> [GIVEN RECORDS]:
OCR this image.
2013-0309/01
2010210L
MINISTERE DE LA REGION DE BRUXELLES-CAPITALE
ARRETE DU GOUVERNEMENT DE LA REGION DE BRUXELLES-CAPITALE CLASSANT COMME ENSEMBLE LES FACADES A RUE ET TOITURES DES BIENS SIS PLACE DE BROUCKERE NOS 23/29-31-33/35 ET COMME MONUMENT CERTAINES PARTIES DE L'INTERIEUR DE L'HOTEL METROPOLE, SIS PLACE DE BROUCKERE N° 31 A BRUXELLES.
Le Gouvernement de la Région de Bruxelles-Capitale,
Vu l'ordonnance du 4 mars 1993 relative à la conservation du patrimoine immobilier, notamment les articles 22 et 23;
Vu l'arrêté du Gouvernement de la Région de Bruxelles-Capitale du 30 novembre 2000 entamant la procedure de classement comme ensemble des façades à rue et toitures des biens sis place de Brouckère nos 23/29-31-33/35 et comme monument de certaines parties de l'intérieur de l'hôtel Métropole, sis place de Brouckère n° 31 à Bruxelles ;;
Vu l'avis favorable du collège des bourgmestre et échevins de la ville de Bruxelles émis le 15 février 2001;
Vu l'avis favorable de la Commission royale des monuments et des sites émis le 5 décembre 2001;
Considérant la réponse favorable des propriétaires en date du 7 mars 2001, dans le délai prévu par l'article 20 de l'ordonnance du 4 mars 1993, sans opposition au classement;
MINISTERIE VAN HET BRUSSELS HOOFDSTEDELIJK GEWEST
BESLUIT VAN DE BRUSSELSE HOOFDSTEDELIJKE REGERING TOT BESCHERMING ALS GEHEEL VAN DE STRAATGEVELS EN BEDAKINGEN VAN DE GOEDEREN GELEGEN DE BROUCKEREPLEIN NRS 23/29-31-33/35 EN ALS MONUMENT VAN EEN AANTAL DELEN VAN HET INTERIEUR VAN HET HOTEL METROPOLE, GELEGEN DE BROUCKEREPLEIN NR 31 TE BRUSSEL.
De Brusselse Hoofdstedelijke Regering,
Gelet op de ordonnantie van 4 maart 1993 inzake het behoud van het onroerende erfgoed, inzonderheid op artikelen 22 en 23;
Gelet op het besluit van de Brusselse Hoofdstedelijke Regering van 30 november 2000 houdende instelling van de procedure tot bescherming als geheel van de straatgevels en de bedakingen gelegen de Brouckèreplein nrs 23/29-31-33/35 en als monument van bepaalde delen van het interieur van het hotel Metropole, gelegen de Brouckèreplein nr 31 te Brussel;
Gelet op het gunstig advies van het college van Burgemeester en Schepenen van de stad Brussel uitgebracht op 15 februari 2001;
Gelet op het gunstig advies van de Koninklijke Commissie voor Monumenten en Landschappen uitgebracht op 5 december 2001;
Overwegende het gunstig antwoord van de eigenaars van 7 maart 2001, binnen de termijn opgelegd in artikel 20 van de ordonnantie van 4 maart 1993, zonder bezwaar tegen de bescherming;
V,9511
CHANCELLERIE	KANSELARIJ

> [WHAT IS NEEDED]:
Make an exact copy of every line in the data.

> [EXERCISE OUTPUT]:
OCR this image.
2013-0309/01
2010210L
MINISTERE DE LA REGION DE BRUXELLES-CAPITALE
ARRETE DU GOUVERNEMENT DE LA REGION DE BRUXELLES-CAPITALE CLASSANT COMME ENSEMBLE LES FACADES A RUE ET TOITURES DES BIENS SIS PLACE DE BROUCKERE NOS 23/29-31-33/35 ET COMME MONUMENT CERTAINES PARTIES DE L'INTERIEUR DE L'HOTEL METROPOLE, SIS PLACE DE BROUCKERE N° 31 A BRUXELLES.
Le Gouvernement de la Région de Bruxelles-Capitale,
Vu l'ordonnance du 4 mars 1993 relative à la conservation du patrimoine immobilier, notamment les articles 22 et 23;
Vu l'arrêté du Gouvernement de la Région de Bruxelles-Capitale du 30 novembre 2000 entamant la procedure de classement comme ensemble des façades à rue et toitures des biens sis place de Brouckère nos 23/29-31-33/35 et comme monument de certaines parties de l'intérieur de l'hôtel Métropole, sis place de Brouckère n° 31 à Bruxelles ;;
Vu l'avis favorable du collège des bourgmestre et échevins de la ville de Bruxelles émis le 15 février 2001;
Vu l'avis favorable de la Commission royale des monuments et des sites émis le 5 décembre 2001;
Considérant la réponse favorable des propriétaires en date du 7 mars 2001, dans le délai prévu par l'article 20 de l'ordonnance du 4 mars 1993, sans opposition au classement;
MINISTERIE VAN HET BRUSSELS HOOFDSTEDELIJK GEWEST
BESLUIT VAN DE BRUSSELSE HOOFDSTEDELIJKE REGERING TOT BESCHERMING ALS GEHEEL VAN DE STRAATGEVELS EN BEDAKINGEN VAN DE GOEDEREN GELEGEN DE BROUCKEREPLEIN NRS 23/29-31-33/35 EN ALS MONUMENT VAN EEN AANTAL DELEN VAN HET INTERIEUR VAN HET HOTEL METROPOLE, GELEGEN DE BROUCKEREPLEIN NR 31 TE BRUSSEL.
De Brusselse Hoofdstedelijke Regering,
Gelet op de ordonnantie van 4 maart 1993 inzake het behoud van het onroerende erfgoed, inzonderheid op artikelen 22 en 23;
Gelet op het besluit van de Brusselse Hoofdstedelijke Regering van 30 november 2000 houdende instelling van de procedure tot bescherming als geheel van de straatgevels en de bedakingen gelegen de Brouckèreplein nrs 23/29-31-33/35 en als monument van bepaalde delen van het interieur van het hotel Metropole, gelegen de Brouckèreplein nr 31 te Brussel;
Gelet op het gunstig advies van het college van Burgemeester en Schepenen van de stad Brussel uitgebracht op 15 februari 2001;
Gelet op het gunstig advies van de Koninklijke Commissie voor Monumenten en Landschappen uitgebracht op 5 december 2001;
Overwegende het gunstig antwoord van de eigenaars van 7 maart 2001, binnen de termijn opgelegd in artikel 20 van de ordonnantie van 4 maart 1993, zonder bezwaar tegen de bescherming;
V,9511
CHANCELLERIE	KANSELARIJ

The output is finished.